**Task details**
Nothing may be dropped or altered: reproduce all the data.

**Information given**
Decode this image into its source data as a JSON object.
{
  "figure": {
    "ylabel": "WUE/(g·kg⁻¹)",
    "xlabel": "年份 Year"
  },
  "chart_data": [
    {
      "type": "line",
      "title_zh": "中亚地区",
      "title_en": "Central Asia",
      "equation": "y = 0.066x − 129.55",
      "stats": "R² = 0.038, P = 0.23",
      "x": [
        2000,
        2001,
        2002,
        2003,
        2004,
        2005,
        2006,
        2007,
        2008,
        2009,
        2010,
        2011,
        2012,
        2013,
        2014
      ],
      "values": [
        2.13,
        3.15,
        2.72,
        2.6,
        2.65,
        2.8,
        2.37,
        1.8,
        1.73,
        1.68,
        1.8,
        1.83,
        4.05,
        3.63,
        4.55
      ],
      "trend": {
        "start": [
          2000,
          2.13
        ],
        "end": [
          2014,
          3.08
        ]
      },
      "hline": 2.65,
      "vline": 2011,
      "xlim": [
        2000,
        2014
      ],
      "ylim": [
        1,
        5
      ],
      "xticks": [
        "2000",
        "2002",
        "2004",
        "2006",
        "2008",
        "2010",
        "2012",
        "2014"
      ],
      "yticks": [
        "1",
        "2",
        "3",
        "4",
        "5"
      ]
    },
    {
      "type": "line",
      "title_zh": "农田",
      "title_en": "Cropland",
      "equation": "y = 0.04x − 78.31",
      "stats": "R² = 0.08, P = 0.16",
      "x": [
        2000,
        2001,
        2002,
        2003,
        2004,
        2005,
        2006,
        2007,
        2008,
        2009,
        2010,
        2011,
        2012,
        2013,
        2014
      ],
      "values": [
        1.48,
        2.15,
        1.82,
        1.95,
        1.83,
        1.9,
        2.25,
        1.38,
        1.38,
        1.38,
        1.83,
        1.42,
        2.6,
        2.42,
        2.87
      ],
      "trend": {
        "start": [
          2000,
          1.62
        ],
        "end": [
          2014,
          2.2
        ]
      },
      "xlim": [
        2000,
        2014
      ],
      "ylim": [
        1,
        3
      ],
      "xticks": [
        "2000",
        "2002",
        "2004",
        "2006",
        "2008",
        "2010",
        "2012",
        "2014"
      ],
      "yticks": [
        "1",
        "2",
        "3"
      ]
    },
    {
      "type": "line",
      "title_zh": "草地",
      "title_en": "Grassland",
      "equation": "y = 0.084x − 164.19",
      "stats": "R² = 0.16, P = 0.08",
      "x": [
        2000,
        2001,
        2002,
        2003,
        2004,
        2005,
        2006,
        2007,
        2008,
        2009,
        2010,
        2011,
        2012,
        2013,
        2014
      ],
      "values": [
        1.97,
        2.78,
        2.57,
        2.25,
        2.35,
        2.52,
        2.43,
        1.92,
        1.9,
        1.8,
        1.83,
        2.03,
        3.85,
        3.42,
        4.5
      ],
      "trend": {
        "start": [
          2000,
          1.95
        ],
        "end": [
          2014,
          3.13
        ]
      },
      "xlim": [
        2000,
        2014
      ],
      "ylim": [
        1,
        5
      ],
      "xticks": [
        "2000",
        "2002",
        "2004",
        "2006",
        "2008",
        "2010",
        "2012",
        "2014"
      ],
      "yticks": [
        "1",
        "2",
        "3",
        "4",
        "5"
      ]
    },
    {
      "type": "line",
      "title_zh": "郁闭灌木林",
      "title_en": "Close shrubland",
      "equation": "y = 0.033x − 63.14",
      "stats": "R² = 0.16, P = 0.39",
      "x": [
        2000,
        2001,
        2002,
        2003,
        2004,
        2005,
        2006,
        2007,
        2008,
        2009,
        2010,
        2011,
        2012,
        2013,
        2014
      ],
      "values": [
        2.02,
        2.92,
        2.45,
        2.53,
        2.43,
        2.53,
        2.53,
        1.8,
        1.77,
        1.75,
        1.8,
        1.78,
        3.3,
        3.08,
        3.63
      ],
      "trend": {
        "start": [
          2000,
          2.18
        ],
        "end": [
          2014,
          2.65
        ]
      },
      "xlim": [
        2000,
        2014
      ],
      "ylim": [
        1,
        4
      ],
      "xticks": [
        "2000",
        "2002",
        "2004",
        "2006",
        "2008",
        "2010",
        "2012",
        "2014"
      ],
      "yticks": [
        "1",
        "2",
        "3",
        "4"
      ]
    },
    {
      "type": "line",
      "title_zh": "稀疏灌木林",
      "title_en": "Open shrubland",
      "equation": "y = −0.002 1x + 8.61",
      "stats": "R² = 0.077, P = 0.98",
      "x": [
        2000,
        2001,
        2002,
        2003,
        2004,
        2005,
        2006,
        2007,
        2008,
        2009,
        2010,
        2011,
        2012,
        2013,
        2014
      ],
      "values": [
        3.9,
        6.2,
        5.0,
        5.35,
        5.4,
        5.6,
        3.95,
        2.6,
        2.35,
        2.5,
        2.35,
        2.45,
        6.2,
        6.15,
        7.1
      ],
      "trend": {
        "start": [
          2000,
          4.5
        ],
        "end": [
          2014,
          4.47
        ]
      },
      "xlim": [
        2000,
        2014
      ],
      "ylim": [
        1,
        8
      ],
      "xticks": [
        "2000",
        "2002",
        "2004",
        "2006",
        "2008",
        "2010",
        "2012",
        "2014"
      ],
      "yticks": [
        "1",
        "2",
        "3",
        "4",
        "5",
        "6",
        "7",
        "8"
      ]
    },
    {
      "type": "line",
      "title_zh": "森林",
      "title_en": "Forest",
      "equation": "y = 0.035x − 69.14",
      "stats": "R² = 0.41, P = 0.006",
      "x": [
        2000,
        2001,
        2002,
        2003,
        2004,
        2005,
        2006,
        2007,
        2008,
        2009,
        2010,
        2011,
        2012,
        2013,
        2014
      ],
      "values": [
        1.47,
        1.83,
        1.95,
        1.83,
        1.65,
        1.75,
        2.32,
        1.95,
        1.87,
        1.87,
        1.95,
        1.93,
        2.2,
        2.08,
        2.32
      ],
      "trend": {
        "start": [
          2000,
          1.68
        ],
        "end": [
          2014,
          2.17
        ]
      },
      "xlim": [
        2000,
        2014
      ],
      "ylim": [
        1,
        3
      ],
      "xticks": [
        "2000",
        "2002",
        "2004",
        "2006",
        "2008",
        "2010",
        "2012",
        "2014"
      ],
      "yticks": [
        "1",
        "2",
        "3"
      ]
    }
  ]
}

**Final result**
Decode this image into its source data as a JSON object.
{
  "figure": {
    "ylabel": "WUE/(g·kg⁻¹)",
    "xlabel": "年份 Year"
  },
  "chart_data": [
    {
      "type": "line",
      "title_zh": "中亚地区",
      "title_en": "Central Asia",
      "equation": "y = 0.066x − 129.55",
      "stats": "R² = 0.038, P = 0.23",
      "x": [
        2000,
        2001,
        2002,
        2003,
        2004,
        2005,
        2006,
        2007,
        2008,
        2009,
        2010,
        2011,
        2012,
        2013,
        2014
      ],
      "values": [
        2.13,
        3.15,
        2.72,
        2.6,
        2.65,
        2.8,
        2.37,
        1.8,
        1.73,
        1.68,
        1.8,
        1.83,
        4.05,
        3.63,
        4.55
      ],
      "trend": {
        "start": [
          2000,
          2.13
        ],
        "end": [
          2014,
          3.08
        ]
      },
      "hline": 2.65,
      "vline": 2011,
      "xlim": [
        2000,
        2014
      ],
      "ylim": [
        1,
        5
      ],
      "xticks": [
        "2000",
        "2002",
        "2004",
        "2006",
        "2008",
        "2010",
        "2012",
        "2014"
      ],
      "yticks": [
        "1",
        "2",
        "3",
        "4",
        "5"
      ]
    },
    {
      "type": "line",
      "title_zh": "农田",
      "title_en": "Cropland",
      "equation": "y = 0.04x − 78.31",
      "stats": "R² = 0.08, P = 0.16",
      "x": [
        2000,
        2001,
        2002,
        2003,
        2004,
        2005,
        2006,
        2007,
        2008,
        2009,
        2010,
        2011,
        2012,
        2013,
        2014
      ],
      "values": [
        1.48,
        2.15,
        1.82,
        1.95,
        1.83,
        1.9,
        2.25,
        1.38,
        1.38,
        1.38,
        1.83,
        1.42,
        2.6,
        2.42,
        2.87
      ],
      "trend": {
        "start": [
          2000,
          1.62
        ],
        "end": [
          2014,
          2.2
        ]
      },
      "xlim": [
        2000,
        2014
      ],
      "ylim": [
        1,
        3
      ],
      "xticks": [
        "2000",
        "2002",
        "2004",
        "2006",
        "2008",
        "2010",
        "2012",
        "2014"
      ],
      "yticks": [
        "1",
        "2",
        "3"
      ]
    },
    {
      "type": "line",
      "title_zh": "草地",
      "title_en": "Grassland",
      "equation": "y = 0.084x − 164.19",
      "stats": "R² = 0.16, P = 0.08",
      "x": [
        2000,
        2001,
        2002,
        2003,
        2004,
        2005,
        2006,
        2007,
        2008,
        2009,
        2010,
        2011,
        2012,
        2013,
        2014
      ],
      "values": [
        1.97,
        2.78,
        2.57,
        2.25,
        2.35,
        2.52,
        2.43,
        1.92,
        1.9,
        1.8,
        1.83,
        2.03,
        3.85,
        3.42,
        4.5
      ],
      "trend": {
        "start": [
          2000,
          1.95
        ],
        "end": [
          2014,
          3.13
        ]
      },
      "xlim": [
        2000,
        2014
      ],
      "ylim": [
        1,
        5
      ],
      "xticks": [
        "2000",
        "2002",
        "2004",
        "2006",
        "2008",
        "2010",
        "2012",
        "2014"
      ],
      "yticks": [
        "1",
        "2",
        "3",
        "4",
        "5"
      ]
    },
    {
      "type": "line",
      "title_zh": "郁闭灌木林",
      "title_en": "Close shrubland",
      "equation": "y = 0.033x − 63.14",
      "stats": "R² = 0.16, P = 0.39",
      "x": [
        2000,
        2001,
        2002,
        2003,
        2004,
        2005,
        2006,
        2007,
        2008,
        2009,
        2010,
        2011,
        2012,
        2013,
        2014
      ],
      "values": [
        2.02,
        2.92,
        2.45,
        2.53,
        2.43,
        2.53,
        2.53,
        1.8,
        1.77,
        1.75,
        1.8,
        1.78,
        3.3,
        3.08,
        3.63
      ],
      "trend": {
        "start": [
          2000,
          2.18
        ],
        "end": [
          2014,
          2.65
        ]
      },
      "xlim": [
        2000,
        2014
      ],
      "ylim": [
        1,
        4
      ],
      "xticks": [
        "2000",
        "2002",
        "2004",
        "2006",
        "2008",
        "2010",
        "2012",
        "2014"
      ],
      "yticks": [
        "1",
        "2",
        "3",
        "4"
      ]
    },
    {
      "type": "line",
      "title_zh": "稀疏灌木林",
      "title_en": "Open shrubland",
      "equation": "y = −0.002 1x + 8.61",
      "stats": "R² = 0.077, P = 0.98",
      "x": [
        2000,
        2001,
        2002,
        2003,
        2004,
        2005,
        2006,
        2007,
        2008,
        2009,
        2010,
        2011,
        2012,
        2013,
        2014
      ],
      "values": [
        3.9,
        6.2,
        5.0,
        5.35,
        5.4,
        5.6,
        3.95,
        2.6,
        2.35,
        2.5,
        2.35,
        2.45,
        6.2,
        6.15,
        7.1
      ],
      "trend": {
        "start": [
          2000,
          4.5
        ],
        "end": [
          2014,
          4.47
        ]
      },
      "xlim": [
        2000,
        2014
      ],
      "ylim": [
        1,
        8
      ],
      "xticks": [
        "2000",
        "2002",
        "2004",
        "2006",
        "2008",
        "2010",
        "2012",
        "2014"
      ],
      "yticks": [
        "1",
        "2",
        "3",
        "4",
        "5",
        "6",
        "7",
        "8"
      ]
    },
    {
      "type": "line",
      "title_zh": "森林",
      "title_en": "Forest",
      "equation": "y = 0.035x − 69.14",
      "stats": "R² = 0.41, P = 0.006",
      "x": [
        2000,
        2001,
        2002,
        2003,
        2004,
        2005,
        2006,
        2007,
        2008,
        2009,
        2010,
        2011,
        2012,
        2013,
        2014
      ],
      "values": [
        1.47,
        1.83,
        1.95,
        1.83,
        1.65,
        1.75,
        2.32,
        1.95,
        1.87,
        1.87,
        1.95,
        1.93,
        2.2,
        2.08,
        2.32
      ],
      "trend": {
        "start": [
          2000,
          1.68
        ],
        "end": [
          2014,
          2.17
        ]
      },
      "xlim": [
        2000,
        2014
      ],
      "ylim": [
        1,
        3
      ],
      "xticks": [
        "2000",
        "2002",
        "2004",
        "2006",
        "2008",
        "2010",
        "2012",
        "2014"
      ],
      "yticks": [
        "1",
        "2",
        "3"
      ]
    }
  ]
}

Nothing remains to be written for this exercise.